#### Problem statement
Below is a listing; write it out exactly and drop any images from it.

---------- Input material

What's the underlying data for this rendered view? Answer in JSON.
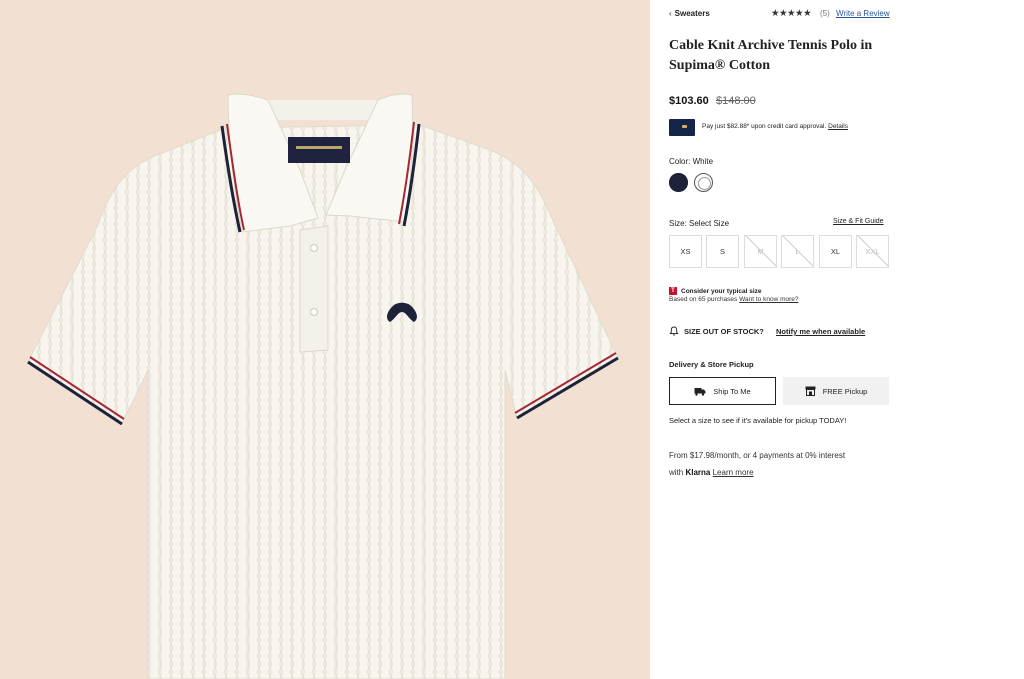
{
  "breadcrumb": {
    "chevron": "‹",
    "label": "Sweaters"
  },
  "rating": {
    "stars": "★★★★★",
    "count": "(5)",
    "write_review": "Write a Review"
  },
  "product": {
    "title": "Cable Knit Archive Tennis Polo in Supima® Cotton",
    "price": "$103.60",
    "original_price": "$148.00",
    "image_icon": "white-cable-knit-polo-shirt"
  },
  "card_offer": {
    "text": "Pay just $82.88* upon credit card approval.",
    "link": "Details",
    "icon": "credit-card-icon"
  },
  "color": {
    "label": "Color: White",
    "swatches": [
      "navy",
      "white"
    ],
    "selected": "white",
    "colors": {
      "navy": "#1d2238",
      "white": "#fafafa"
    }
  },
  "size": {
    "label": "Size: Select Size",
    "guide": "Size & Fit Guide",
    "options": [
      {
        "label": "XS",
        "available": true
      },
      {
        "label": "S",
        "available": true
      },
      {
        "label": "M",
        "available": false
      },
      {
        "label": "L",
        "available": false
      },
      {
        "label": "XL",
        "available": true
      },
      {
        "label": "XXL",
        "available": false
      }
    ]
  },
  "typical_size": {
    "badge": "T",
    "title": "Consider your typical size",
    "sub": "Based on 65 purchases",
    "link": "Want to know more?"
  },
  "stock": {
    "text": "SIZE OUT OF STOCK?",
    "link": "Notify me when available"
  },
  "delivery": {
    "label": "Delivery & Store Pickup",
    "ship": "Ship To Me",
    "pickup": "FREE Pickup",
    "message": "Select a size to see if it's available for pickup TODAY!"
  },
  "klarna": {
    "line1": "From $17.98/month, or 4 payments at 0% interest",
    "with": "with",
    "logo": "Klarna",
    "link": "Learn more"
  }
}
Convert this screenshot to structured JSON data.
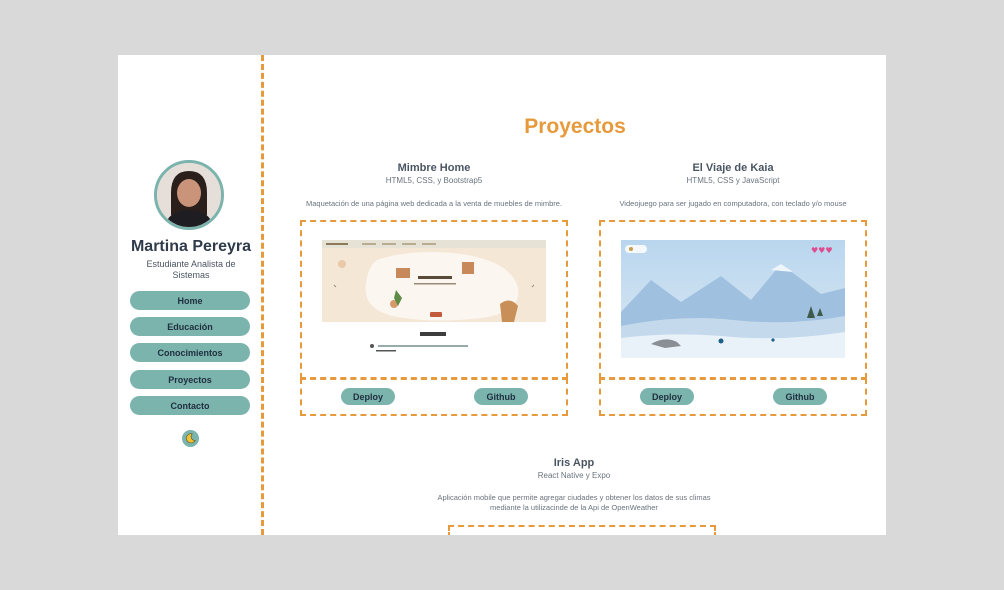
{
  "profile": {
    "name": "Martina Pereyra",
    "subtitle": "Estudiante Analista de Sistemas"
  },
  "nav": {
    "items": [
      "Home",
      "Educación",
      "Conocimientos",
      "Proyectos",
      "Contacto"
    ]
  },
  "theme_toggle": {
    "icon": "moon-icon"
  },
  "section": {
    "title": "Proyectos"
  },
  "projects": [
    {
      "title": "Mimbre Home",
      "tech": "HTML5, CSS, y Bootstrap5",
      "desc": "Maquetación de una página web dedicada a la venta de muebles de mimbre.",
      "preview": {
        "brand": "MIMBRE HOME",
        "heading": "Productos"
      },
      "deploy_label": "Deploy",
      "github_label": "Github"
    },
    {
      "title": "El Viaje de Kaia",
      "tech": "HTML5, CSS y JavaScript",
      "desc": "Videojuego para ser jugado en computadora, con teclado y/o mouse",
      "preview": {
        "lives": "♥♥♥"
      },
      "deploy_label": "Deploy",
      "github_label": "Github"
    },
    {
      "title": "Iris App",
      "tech": "React Native y Expo",
      "desc_line1": "Aplicación mobile que permite agregar ciudades y obtener los datos de sus climas",
      "desc_line2": "mediante la utilizacinde de la Api de OpenWeather"
    }
  ],
  "colors": {
    "accent": "#e69a3b",
    "button": "#7bb3ad",
    "background": "#d9d9d9"
  }
}
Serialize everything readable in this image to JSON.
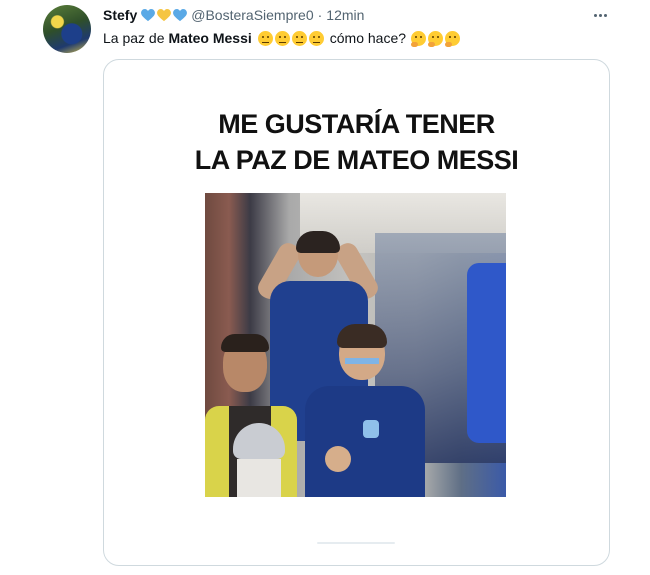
{
  "tweet": {
    "author": {
      "display_name": "Stefy",
      "handle": "@BosteraSiempre0",
      "name_emojis": [
        "blue-heart",
        "yellow-heart",
        "blue-heart"
      ]
    },
    "separator": "·",
    "time": "12min",
    "text": {
      "prefix": "La paz de",
      "bold": "Mateo Messi",
      "suffix": "cómo hace?",
      "face_emojis": [
        "thinking-face",
        "face-with-raised-eyebrow",
        "face-with-raised-eyebrow",
        "face-with-raised-eyebrow"
      ],
      "end_emojis": [
        "thinking-face",
        "thinking-face",
        "thinking-face"
      ]
    },
    "media": {
      "caption_line1": "ME GUSTARÍA TENER",
      "caption_line2": "LA PAZ DE MATEO MESSI"
    }
  },
  "colors": {
    "text_primary": "#0f1419",
    "text_secondary": "#536471",
    "heart_blue": "#5aa9e6",
    "heart_yellow": "#f5c542",
    "card_border": "#cfd9de"
  }
}
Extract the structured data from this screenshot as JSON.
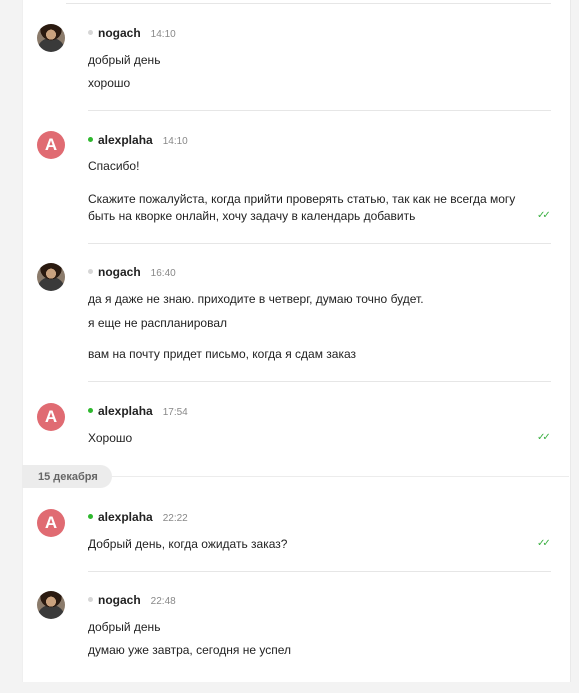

--------------------

#### Exercise answer
What's the underlying data for this rendered view? Answer in JSON.
{
  "breadcrumb": {
    "chevron": "‹",
    "label": "Sweaters"
  },
  "rating": {
    "stars": "★★★★★",
    "count": "(5)",
    "write_review": "Write a Review"
  },
  "product": {
    "title": "Cable Knit Archive Tennis Polo in Supima® Cotton",
    "price": "$103.60",
    "original_price": "$148.00",
    "image_icon": "white-cable-knit-polo-shirt"
  },
  "card_offer": {
    "text": "Pay just $82.88* upon credit card approval.",
    "link": "Details",
    "icon": "credit-card-icon"
  },
  "color": {
    "label": "Color: White",
    "swatches": [
      "navy",
      "white"
    ],
    "selected": "white",
    "colors": {
      "navy": "#1d2238",
      "white": "#fafafa"
    }
  },
  "size": {
    "label": "Size: Select Size",
    "guide": "Size & Fit Guide",
    "options": [
      {
        "label": "XS",
        "available": true
      },
      {
        "label": "S",
        "available": true
      },
      {
        "label": "M",
        "available": false
      },
      {
        "label": "L",
        "available": false
      },
      {
        "label": "XL",
        "available": true
      },
      {
        "label": "XXL",
        "available": false
      }
    ]
  },
  "typical_size": {
    "badge": "T",
    "title": "Consider your typical size",
    "sub": "Based on 65 purchases",
    "link": "Want to know more?"
  },
  "stock": {
    "text": "SIZE OUT OF STOCK?",
    "link": "Notify me when available"
  },
  "delivery": {
    "label": "Delivery & Store Pickup",
    "ship": "Ship To Me",
    "pickup": "FREE Pickup",
    "message": "Select a size to see if it's available for pickup TODAY!"
  },
  "klarna": {
    "line1": "From $17.98/month, or 4 payments at 0% interest",
    "with": "with",
    "logo": "Klarna",
    "link": "Learn more"
  }
}
Convert this screenshot to structured JSON data.
{
  "profile": {
    "name": "Martina Pereyra",
    "subtitle": "Estudiante Analista de Sistemas"
  },
  "nav": {
    "items": [
      "Home",
      "Educación",
      "Conocimientos",
      "Proyectos",
      "Contacto"
    ]
  },
  "theme_toggle": {
    "icon": "moon-icon"
  },
  "section": {
    "title": "Proyectos"
  },
  "projects": [
    {
      "title": "Mimbre Home",
      "tech": "HTML5, CSS, y Bootstrap5",
      "desc": "Maquetación de una página web dedicada a la venta de muebles de mimbre.",
      "preview": {
        "brand": "MIMBRE HOME",
        "heading": "Productos"
      },
      "deploy_label": "Deploy",
      "github_label": "Github"
    },
    {
      "title": "El Viaje de Kaia",
      "tech": "HTML5, CSS y JavaScript",
      "desc": "Videojuego para ser jugado en computadora, con teclado y/o mouse",
      "preview": {
        "lives": "♥♥♥"
      },
      "deploy_label": "Deploy",
      "github_label": "Github"
    },
    {
      "title": "Iris App",
      "tech": "React Native y Expo",
      "desc_line1": "Aplicación mobile que permite agregar ciudades y obtener los datos de sus climas",
      "desc_line2": "mediante la utilizacinde de la Api de OpenWeather"
    }
  ],
  "colors": {
    "accent": "#e69a3b",
    "button": "#7bb3ad",
    "background": "#d9d9d9"
  }
}
Serialize everything readable in this image to JSON.
{
  "tweet": {
    "author": {
      "display_name": "Stefy",
      "handle": "@BosteraSiempre0",
      "name_emojis": [
        "blue-heart",
        "yellow-heart",
        "blue-heart"
      ]
    },
    "separator": "·",
    "time": "12min",
    "text": {
      "prefix": "La paz de",
      "bold": "Mateo Messi",
      "suffix": "cómo hace?",
      "face_emojis": [
        "thinking-face",
        "face-with-raised-eyebrow",
        "face-with-raised-eyebrow",
        "face-with-raised-eyebrow"
      ],
      "end_emojis": [
        "thinking-face",
        "thinking-face",
        "thinking-face"
      ]
    },
    "media": {
      "caption_line1": "ME GUSTARÍA TENER",
      "caption_line2": "LA PAZ DE MATEO MESSI"
    }
  },
  "colors": {
    "text_primary": "#0f1419",
    "text_secondary": "#536471",
    "heart_blue": "#5aa9e6",
    "heart_yellow": "#f5c542",
    "card_border": "#cfd9de"
  }
}
Extract the structured data from this screenshot as JSON.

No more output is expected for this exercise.